Objective:
Copy the data precisely, character for character, and leave out every picture.

Data lines:
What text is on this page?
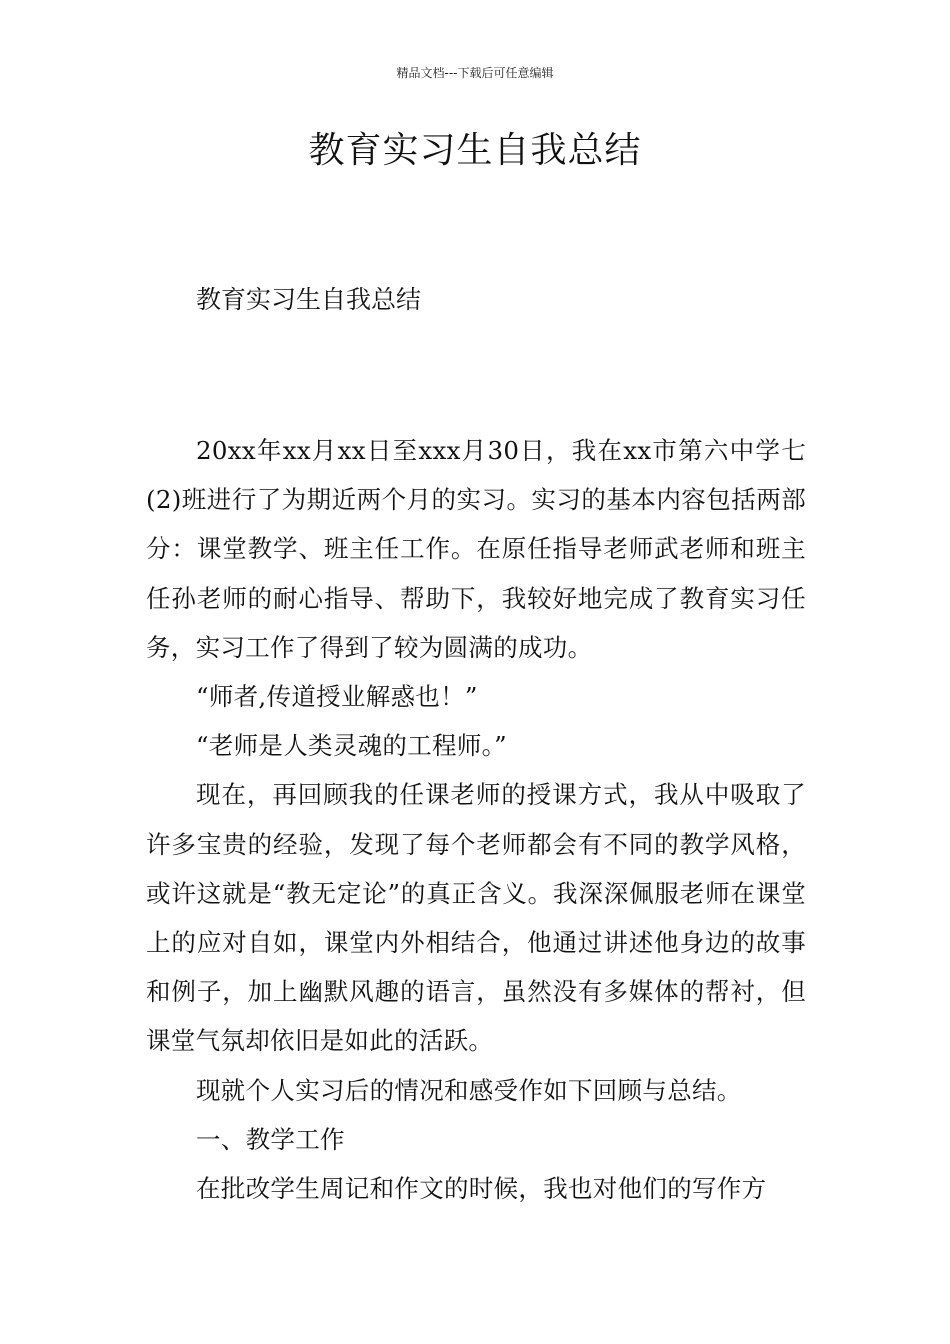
精品文档---下载后可任意编辑
教育实习生自我总结

教育实习生自我总结

20xx年xx月xx日至xxx月30日，我在xx市第六中学七(2)班进行了为期近两个月的实习。实习的基本内容包括两部分：课堂教学、班主任工作。在原任指导老师武老师和班主任孙老师的耐心指导、帮助下，我较好地完成了教育实习任务，实习工作了得到了较为圆满的成功。

“师者,传道授业解惑也！”

“老师是人类灵魂的工程师。”

现在，再回顾我的任课老师的授课方式，我从中吸取了许多宝贵的经验，发现了每个老师都会有不同的教学风格，或许这就是“教无定论”的真正含义。我深深佩服老师在课堂上的应对自如，课堂内外相结合，他通过讲述他身边的故事和例子，加上幽默风趣的语言，虽然没有多媒体的帮衬，但课堂气氛却依旧是如此的活跃。

现就个人实习后的情况和感受作如下回顾与总结。

一、教学工作

在批改学生周记和作文的时候，我也对他们的写作方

Result of this task:
What text is on this page?
精品文档---下载后可任意编辑
教育实习生自我总结

教育实习生自我总结

20xx年xx月xx日至xxx月30日，我在xx市第六中学七(2)班进行了为期近两个月的实习。实习的基本内容包括两部分：课堂教学、班主任工作。在原任指导老师武老师和班主任孙老师的耐心指导、帮助下，我较好地完成了教育实习任务，实习工作了得到了较为圆满的成功。

“师者,传道授业解惑也！”

“老师是人类灵魂的工程师。”

现在，再回顾我的任课老师的授课方式，我从中吸取了许多宝贵的经验，发现了每个老师都会有不同的教学风格，或许这就是“教无定论”的真正含义。我深深佩服老师在课堂上的应对自如，课堂内外相结合，他通过讲述他身边的故事和例子，加上幽默风趣的语言，虽然没有多媒体的帮衬，但课堂气氛却依旧是如此的活跃。

现就个人实习后的情况和感受作如下回顾与总结。

一、教学工作

在批改学生周记和作文的时候，我也对他们的写作方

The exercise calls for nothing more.